## Schriftliche Aufgabe 1:
Schreibe die folgenden Zeilen der Datensätze unverändert ab, beginnend mit dem Anfang der Datensätze und endend mit der Zeile, die "column-divider xyxy=(694,367,702,1350)" enthält. Beide Grenzen gehören dazu.

## Ausgewählter Auszug:
Dilts Pyramide – Das Modell der logischen Ebenen als Werkzeug für deine digitale Transformation
Die Dilts Pyramide oder auch “Modell der logischen Ebenen” ist ein Erklärungsmodell für Veränderungsprozesse. Dilts logische Ebenen basieren auf der Idee, dass sich die Veränderungsdynamik bei Menschen, Teams und ganzen Organisationen durch sechs aufeinander aufbauende Ebenen kennzeichnet.
In diesem Beitrag erkläre ich Dir die Herkunft, den Aufbau und die Anwendung der logischen Ebenen für die Gestaltung deiner agilen und digitalen Transformation.
Herkunft der Dilts Pyramide
Das Modell der logischen Ebenen wurde von Robert Dilts entwickelt, einem der Mitbegründer des NLP (Neuro-Linguistisches Programmieren). Deswegen sind die logischen Ebenen auch unter dem Namen NLP Pyramide bekannt.
Dilts entwickelte sein Modell der logischen Ebenen in den 1980er Jahren in Anlehnung an die Lerntheorie von Gregory Bateson. Im Verständnis von Bateson sind Lernerfahrungen immer vom Kontext abhängig und können als hierarchischer Lernprozess über vier Stufen dargestellt werden.
Dilts logische Ebenen haben nach seiner ersten Veröffentlichung mehrere Anpassungen erfahren. Damit ist das Dilts Modell heute ein wichtiger Erklärungsansatz für die positive Gestaltung von Veränderungen in sozialen Systemen und Organisationen.
Der Aufbau der Dilts Pyramide
Die Dilts Pyramide ist in sechs Ebenen unterteilt, die von oben nach unten wirken. Das heißt, wenn Du eine Veränderung auf einer Ebene erreichen willst, sollte die Intervention mindestens auf der gleichen Ebene, besser jedoch auf einer der darüber liegenden Ebenen stattfinden.
Mit der Dilts Pyramide kannst Du erklären, warum agile Trainings wirkungslos sind, Mitarbeiter die digitale Transformation ignorieren oder der Ruf nach mehr Fehlerkultur verpufft. Bevor wir die Dilts Pyramide in den Kontext deiner digitalen und agilen Transformation stellen, erkläre ich zunächst den Aufbau des Modells der logischen Ebenen von unten nach oben.
6. Umwelt
Die unterste Ebene der Dilts Pyramide beschreibt die Umwelt bzw. den jeweiligen Kontext. Damit bezieht sich die Dilts Pyramide auf Batesons Lerntheorie. Das heißt, jede Interaktion ist kontextabhängig und in einen Raum-Zeit-Kontext eingebettet. Die Umwelt kannst Du durch die Fragen “Wer”, “Wann”, “Wo” und “Mit wem” erschließen und gut von außen beobachten.

(Datensätze aus einer Datenquelle)
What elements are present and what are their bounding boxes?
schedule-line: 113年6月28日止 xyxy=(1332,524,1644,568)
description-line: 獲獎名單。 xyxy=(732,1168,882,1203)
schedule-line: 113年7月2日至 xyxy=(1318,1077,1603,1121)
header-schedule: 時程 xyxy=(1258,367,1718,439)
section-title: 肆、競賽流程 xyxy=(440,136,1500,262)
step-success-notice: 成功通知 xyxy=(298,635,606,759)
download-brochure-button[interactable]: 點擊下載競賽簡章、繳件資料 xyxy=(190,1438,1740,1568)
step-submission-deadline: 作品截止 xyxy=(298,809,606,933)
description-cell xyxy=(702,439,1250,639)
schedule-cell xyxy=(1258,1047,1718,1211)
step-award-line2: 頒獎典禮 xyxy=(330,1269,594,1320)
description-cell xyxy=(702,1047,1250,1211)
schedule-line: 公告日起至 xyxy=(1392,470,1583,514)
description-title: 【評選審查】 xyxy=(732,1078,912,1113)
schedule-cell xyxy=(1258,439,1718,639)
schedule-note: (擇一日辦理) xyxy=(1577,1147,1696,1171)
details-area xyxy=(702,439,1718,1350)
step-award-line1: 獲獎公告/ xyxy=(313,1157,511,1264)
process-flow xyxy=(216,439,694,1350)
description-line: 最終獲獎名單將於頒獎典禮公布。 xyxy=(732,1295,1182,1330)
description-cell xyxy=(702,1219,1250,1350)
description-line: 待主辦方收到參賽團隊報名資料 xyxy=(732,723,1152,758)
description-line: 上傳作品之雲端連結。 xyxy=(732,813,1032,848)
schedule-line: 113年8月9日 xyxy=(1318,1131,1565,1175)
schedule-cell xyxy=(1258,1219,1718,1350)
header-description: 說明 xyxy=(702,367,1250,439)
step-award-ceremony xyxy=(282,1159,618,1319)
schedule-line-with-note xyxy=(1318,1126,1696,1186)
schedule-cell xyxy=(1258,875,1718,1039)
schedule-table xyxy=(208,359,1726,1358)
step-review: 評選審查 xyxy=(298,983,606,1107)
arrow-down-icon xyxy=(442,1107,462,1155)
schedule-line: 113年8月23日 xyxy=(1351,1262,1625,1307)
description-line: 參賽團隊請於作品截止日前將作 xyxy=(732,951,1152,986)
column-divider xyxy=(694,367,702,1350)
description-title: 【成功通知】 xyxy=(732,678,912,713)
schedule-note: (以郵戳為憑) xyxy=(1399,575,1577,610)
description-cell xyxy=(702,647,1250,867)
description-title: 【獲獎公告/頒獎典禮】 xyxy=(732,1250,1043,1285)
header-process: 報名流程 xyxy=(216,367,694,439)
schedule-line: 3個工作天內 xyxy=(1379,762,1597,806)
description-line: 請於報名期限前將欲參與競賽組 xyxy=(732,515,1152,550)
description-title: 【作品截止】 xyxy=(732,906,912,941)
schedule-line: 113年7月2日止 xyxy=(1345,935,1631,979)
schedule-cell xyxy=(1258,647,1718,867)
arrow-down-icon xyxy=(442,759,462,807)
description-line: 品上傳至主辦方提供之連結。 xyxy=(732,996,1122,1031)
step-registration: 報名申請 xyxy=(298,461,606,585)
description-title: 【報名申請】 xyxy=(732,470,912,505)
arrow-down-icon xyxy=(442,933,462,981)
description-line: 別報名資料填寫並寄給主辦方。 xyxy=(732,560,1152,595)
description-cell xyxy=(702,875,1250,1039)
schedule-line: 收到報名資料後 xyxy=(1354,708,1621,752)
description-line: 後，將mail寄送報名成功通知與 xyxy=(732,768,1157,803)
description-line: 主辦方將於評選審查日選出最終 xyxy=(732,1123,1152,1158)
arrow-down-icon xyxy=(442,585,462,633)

## Schriftliche Aufgabe 2:
Auf wessen Lerntheorie stützte sich Robert Dilts laut dem Beitrag über die Dilts Pyramide bei der Entwicklung seines Modells?

## Erwartete Ausgabe 1:
What elements are present and what are their bounding boxes?
schedule-line: 113年6月28日止 xyxy=(1332,524,1644,568)
description-line: 獲獎名單。 xyxy=(732,1168,882,1203)
schedule-line: 113年7月2日至 xyxy=(1318,1077,1603,1121)
header-schedule: 時程 xyxy=(1258,367,1718,439)
section-title: 肆、競賽流程 xyxy=(440,136,1500,262)
step-success-notice: 成功通知 xyxy=(298,635,606,759)
download-brochure-button[interactable]: 點擊下載競賽簡章、繳件資料 xyxy=(190,1438,1740,1568)
step-submission-deadline: 作品截止 xyxy=(298,809,606,933)
description-cell xyxy=(702,439,1250,639)
schedule-cell xyxy=(1258,1047,1718,1211)
step-award-line2: 頒獎典禮 xyxy=(330,1269,594,1320)
description-cell xyxy=(702,1047,1250,1211)
schedule-line: 公告日起至 xyxy=(1392,470,1583,514)
description-title: 【評選審查】 xyxy=(732,1078,912,1113)
schedule-cell xyxy=(1258,439,1718,639)
schedule-note: (擇一日辦理) xyxy=(1577,1147,1696,1171)
details-area xyxy=(702,439,1718,1350)
step-award-line1: 獲獎公告/ xyxy=(313,1157,511,1264)
process-flow xyxy=(216,439,694,1350)
description-line: 最終獲獎名單將於頒獎典禮公布。 xyxy=(732,1295,1182,1330)
description-cell xyxy=(702,1219,1250,1350)
description-line: 待主辦方收到參賽團隊報名資料 xyxy=(732,723,1152,758)
description-line: 上傳作品之雲端連結。 xyxy=(732,813,1032,848)
schedule-line: 113年8月9日 xyxy=(1318,1131,1565,1175)
schedule-cell xyxy=(1258,1219,1718,1350)
header-description: 說明 xyxy=(702,367,1250,439)
step-award-ceremony xyxy=(282,1159,618,1319)
schedule-line-with-note xyxy=(1318,1126,1696,1186)
schedule-cell xyxy=(1258,875,1718,1039)
schedule-table xyxy=(208,359,1726,1358)
step-review: 評選審查 xyxy=(298,983,606,1107)
arrow-down-icon xyxy=(442,1107,462,1155)
schedule-line: 113年8月23日 xyxy=(1351,1262,1625,1307)
description-line: 參賽團隊請於作品截止日前將作 xyxy=(732,951,1152,986)
column-divider xyxy=(694,367,702,1350)

## Erwartete Ausgabe 2:
Auf die Lerntheorie von Gregory Bateson.